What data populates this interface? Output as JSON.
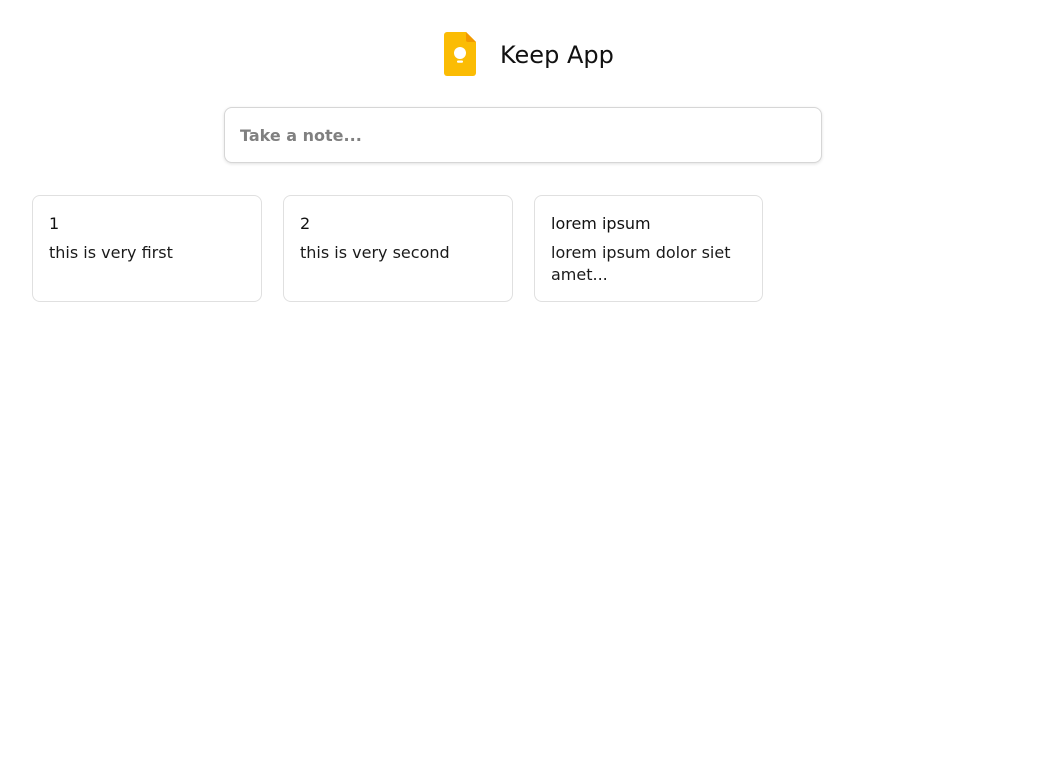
{
  "header": {
    "title": "Keep App",
    "logo_icon": "keep-note-icon",
    "brand_color": "#fbbc04"
  },
  "composer": {
    "placeholder": "Take a note...",
    "value": ""
  },
  "notes": [
    {
      "title": "1",
      "content": "this is very first"
    },
    {
      "title": "2",
      "content": "this is very second"
    },
    {
      "title": "lorem ipsum",
      "content": "lorem ipsum dolor siet amet..."
    }
  ]
}
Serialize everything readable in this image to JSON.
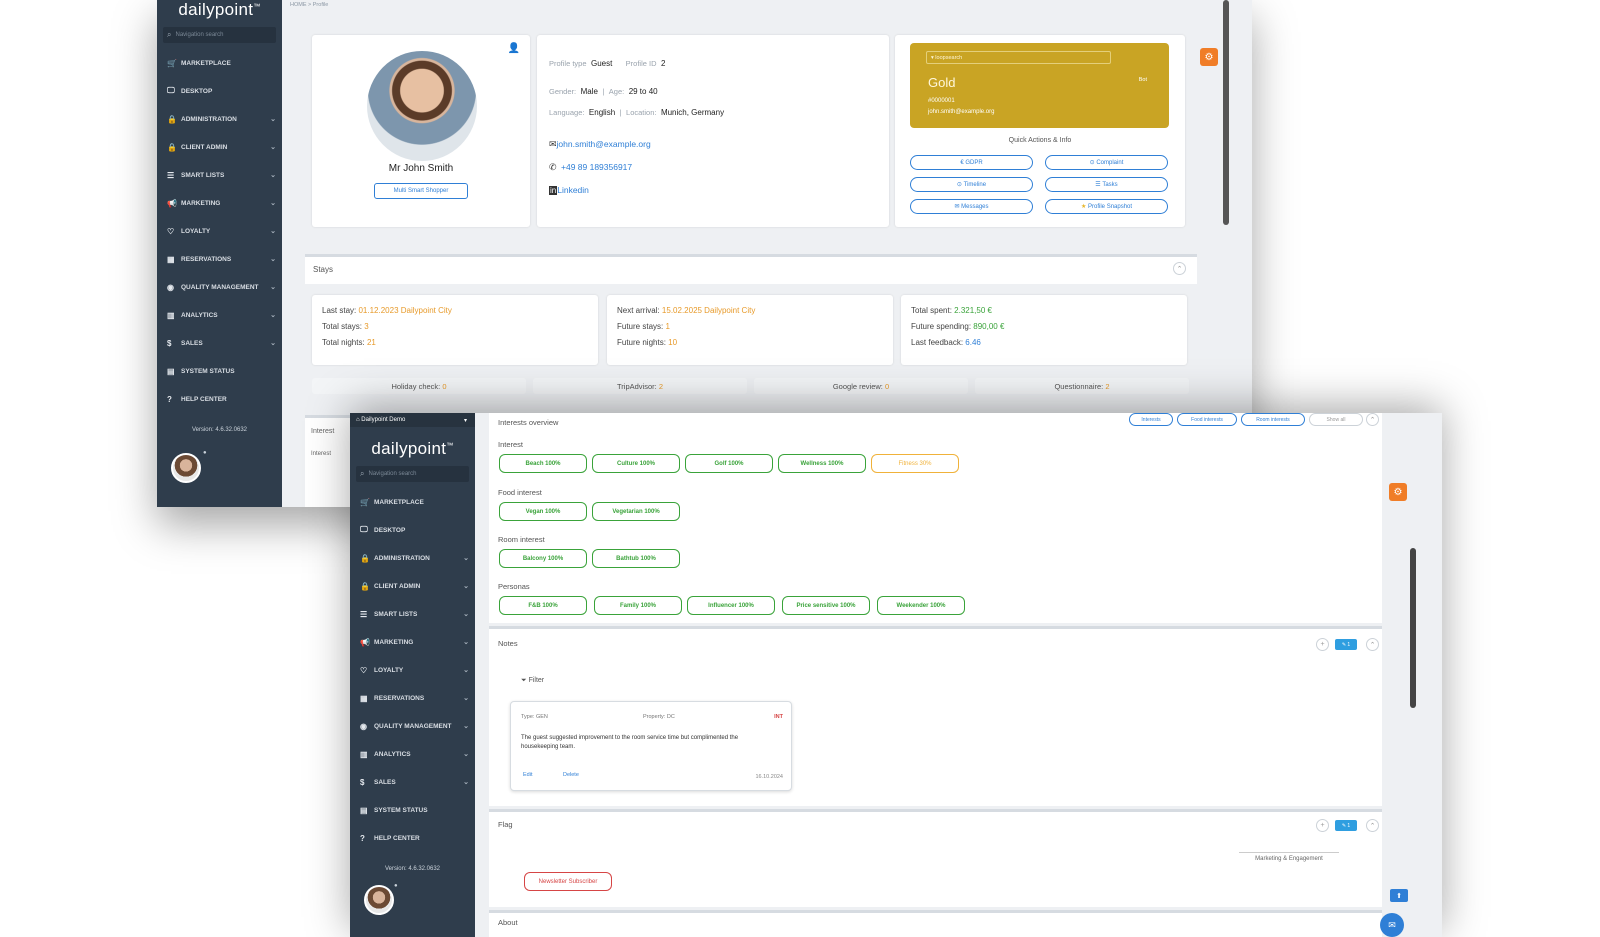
{
  "back_window": {
    "logo": "dailypoint",
    "nav_search_placeholder": "Navigation search",
    "nav": [
      {
        "label": "MARKETPLACE",
        "icon": "cart-icon",
        "chev": false
      },
      {
        "label": "DESKTOP",
        "icon": "monitor-icon",
        "chev": false
      },
      {
        "label": "ADMINISTRATION",
        "icon": "lock-icon",
        "chev": true
      },
      {
        "label": "CLIENT ADMIN",
        "icon": "lock-icon",
        "chev": true
      },
      {
        "label": "SMART LISTS",
        "icon": "list-icon",
        "chev": true
      },
      {
        "label": "MARKETING",
        "icon": "megaphone-icon",
        "chev": true
      },
      {
        "label": "LOYALTY",
        "icon": "heart-icon",
        "chev": true
      },
      {
        "label": "RESERVATIONS",
        "icon": "calendar-icon",
        "chev": true
      },
      {
        "label": "QUALITY MANAGEMENT",
        "icon": "gauge-icon",
        "chev": true
      },
      {
        "label": "ANALYTICS",
        "icon": "chart-icon",
        "chev": true
      },
      {
        "label": "SALES",
        "icon": "dollar-icon",
        "chev": true
      },
      {
        "label": "SYSTEM STATUS",
        "icon": "database-icon",
        "chev": false
      },
      {
        "label": "HELP CENTER",
        "icon": "question-icon",
        "chev": false
      }
    ],
    "version": "Version: 4.6.32.0632",
    "breadcrumb": "HOME > Profile",
    "profile": {
      "name": "Mr John Smith",
      "multi_button": "Multi Smart Shopper",
      "profile_type_label": "Profile type",
      "profile_type": "Guest",
      "profile_id_label": "Profile ID",
      "profile_id": "2",
      "gender_label": "Gender",
      "gender": "Male",
      "age_label": "Age",
      "age": "29 to 40",
      "language_label": "Language",
      "language": "English",
      "location_label": "Location",
      "location": "Munich, Germany",
      "email": "john.smith@example.org",
      "phone": "+49 89 189356917",
      "linkedin": "Linkedin"
    },
    "loyalty_card": {
      "search_placeholder": "loopsearch",
      "tier": "Gold",
      "tier_small": "Bot",
      "number": "#0000001",
      "email": "john.smith@example.org"
    },
    "quick_actions": {
      "title": "Quick Actions & Info",
      "buttons": [
        "GDPR",
        "Complaint",
        "Timeline",
        "Tasks",
        "Messages",
        "Profile Snapshot"
      ]
    },
    "stays": {
      "title": "Stays",
      "last_stay_label": "Last stay:",
      "last_stay": "01.12.2023 Dailypoint City",
      "total_stays_label": "Total stays:",
      "total_stays": "3",
      "total_nights_label": "Total nights:",
      "total_nights": "21",
      "next_arrival_label": "Next arrival:",
      "next_arrival": "15.02.2025 Dailypoint City",
      "future_stays_label": "Future stays:",
      "future_stays": "1",
      "future_nights_label": "Future nights:",
      "future_nights": "10",
      "total_spent_label": "Total spent:",
      "total_spent": "2.321,50 €",
      "future_spending_label": "Future spending:",
      "future_spending": "890,00 €",
      "last_feedback_label": "Last feedback:",
      "last_feedback": "6.46"
    },
    "review_tabs": [
      {
        "label": "Holiday check:",
        "value": "0"
      },
      {
        "label": "TripAdvisor:",
        "value": "2"
      },
      {
        "label": "Google review:",
        "value": "0"
      },
      {
        "label": "Questionnaire:",
        "value": "2"
      }
    ],
    "peek_label": "Interest",
    "peek_label2": "Interest"
  },
  "front_window": {
    "property_select": "Dailypoint Demo",
    "logo": "dailypoint",
    "nav_search_placeholder": "Navigation search",
    "nav": [
      {
        "label": "MARKETPLACE",
        "icon": "cart-icon",
        "chev": false
      },
      {
        "label": "DESKTOP",
        "icon": "monitor-icon",
        "chev": false
      },
      {
        "label": "ADMINISTRATION",
        "icon": "lock-icon",
        "chev": true
      },
      {
        "label": "CLIENT ADMIN",
        "icon": "lock-icon",
        "chev": true
      },
      {
        "label": "SMART LISTS",
        "icon": "list-icon",
        "chev": true
      },
      {
        "label": "MARKETING",
        "icon": "megaphone-icon",
        "chev": true
      },
      {
        "label": "LOYALTY",
        "icon": "heart-icon",
        "chev": true
      },
      {
        "label": "RESERVATIONS",
        "icon": "calendar-icon",
        "chev": true
      },
      {
        "label": "QUALITY MANAGEMENT",
        "icon": "gauge-icon",
        "chev": true
      },
      {
        "label": "ANALYTICS",
        "icon": "chart-icon",
        "chev": true
      },
      {
        "label": "SALES",
        "icon": "dollar-icon",
        "chev": true
      },
      {
        "label": "SYSTEM STATUS",
        "icon": "database-icon",
        "chev": false
      },
      {
        "label": "HELP CENTER",
        "icon": "question-icon",
        "chev": false
      }
    ],
    "version": "Version: 4.6.32.0632",
    "interests": {
      "title": "Interests overview",
      "header_buttons": [
        "Interests",
        "Food interests",
        "Room interests",
        "Show all"
      ],
      "groups": [
        {
          "label": "Interest",
          "pills": [
            "Beach 100%",
            "Culture 100%",
            "Golf 100%",
            "Wellness 100%",
            "Fitness 30%"
          ]
        },
        {
          "label": "Food interest",
          "pills": [
            "Vegan 100%",
            "Vegetarian 100%"
          ]
        },
        {
          "label": "Room interest",
          "pills": [
            "Balcony 100%",
            "Bathtub 100%"
          ]
        },
        {
          "label": "Personas",
          "pills": [
            "F&B 100%",
            "Family 100%",
            "Influencer 100%",
            "Price sensitive 100%",
            "Weekender 100%"
          ]
        }
      ]
    },
    "notes": {
      "title": "Notes",
      "filter": "Filter",
      "note_type": "Type: GEN",
      "note_property": "Property: DC",
      "note_badge": "INT",
      "note_text": "The guest suggested improvement to the room service time but complimented the housekeeping team.",
      "edit": "Edit",
      "delete": "Delete",
      "date": "16.10.2024"
    },
    "flag": {
      "title": "Flag",
      "category": "Marketing & Engagement",
      "pill": "Newsletter Subscriber"
    },
    "about_title": "About"
  }
}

* * *

INSTRUCTIONS TO FOLLOW:
Write only the number of lines that include "lorem".

RESULT:
2